** Required task **
Write the data out again exactly, dropping any images it holds.

** Available data **
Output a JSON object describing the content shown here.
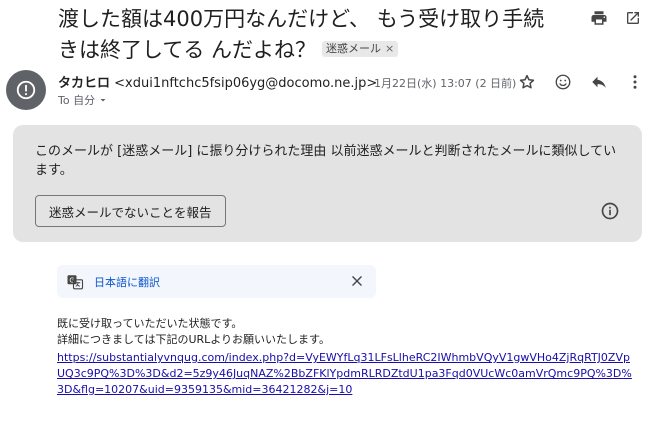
{
  "email": {
    "subject": "渡した額は400万円なんだけど、 もう受け取り手続きは終了してる んだよね？",
    "spam_label": "迷惑メール",
    "spam_label_close": "×",
    "sender_name": "タカヒロ",
    "sender_email": "<xdui1nftchc5fsip06yg@docomo.ne.jp>",
    "to_text": "To 自分",
    "date": "1月22日(水) 13:07 (2 日前)"
  },
  "warning": {
    "text": "このメールが [迷惑メール] に振り分けられた理由 以前迷惑メールと判断されたメールに類似しています。",
    "report_button": "迷惑メールでないことを報告"
  },
  "translate": {
    "label": "日本語に翻訳"
  },
  "body": {
    "line1": "既に受け取っていただいた状態です。",
    "line2": "詳細につきましては下記のURLよりお願いいたします。",
    "link": "https://substantialyvnqug.com/index.php?d=VyEWYfLq31LFsLlheRC2IWhmbVQyV1gwVHo4ZjRqRTJ0ZVpUQ3c9PQ%3D%3D&d2=5z9y46JuqNAZ%2BbZFKlYpdmRLRDZtdU1pa3Fqd0VUcWc0amVrQmc9PQ%3D%3D&flg=10207&uid=9359135&mid=36421282&j=10"
  },
  "colors": {
    "link": "#1a0dab",
    "translate_link": "#0b57d0",
    "warning_bg": "#e3e3e3",
    "avatar_bg": "#5f6368"
  }
}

** Task answer **
Output a JSON object describing the content shown here.
{
  "email": {
    "subject": "渡した額は400万円なんだけど、 もう受け取り手続きは終了してる んだよね？",
    "spam_label": "迷惑メール",
    "spam_label_close": "×",
    "sender_name": "タカヒロ",
    "sender_email": "<xdui1nftchc5fsip06yg@docomo.ne.jp>",
    "to_text": "To 自分",
    "date": "1月22日(水) 13:07 (2 日前)"
  },
  "warning": {
    "text": "このメールが [迷惑メール] に振り分けられた理由 以前迷惑メールと判断されたメールに類似しています。",
    "report_button": "迷惑メールでないことを報告"
  },
  "translate": {
    "label": "日本語に翻訳"
  },
  "body": {
    "line1": "既に受け取っていただいた状態です。",
    "line2": "詳細につきましては下記のURLよりお願いいたします。",
    "link": "https://substantialyvnqug.com/index.php?d=VyEWYfLq31LFsLlheRC2IWhmbVQyV1gwVHo4ZjRqRTJ0ZVpUQ3c9PQ%3D%3D&d2=5z9y46JuqNAZ%2BbZFKlYpdmRLRDZtdU1pa3Fqd0VUcWc0amVrQmc9PQ%3D%3D&flg=10207&uid=9359135&mid=36421282&j=10"
  },
  "colors": {
    "link": "#1a0dab",
    "translate_link": "#0b57d0",
    "warning_bg": "#e3e3e3",
    "avatar_bg": "#5f6368"
  }
}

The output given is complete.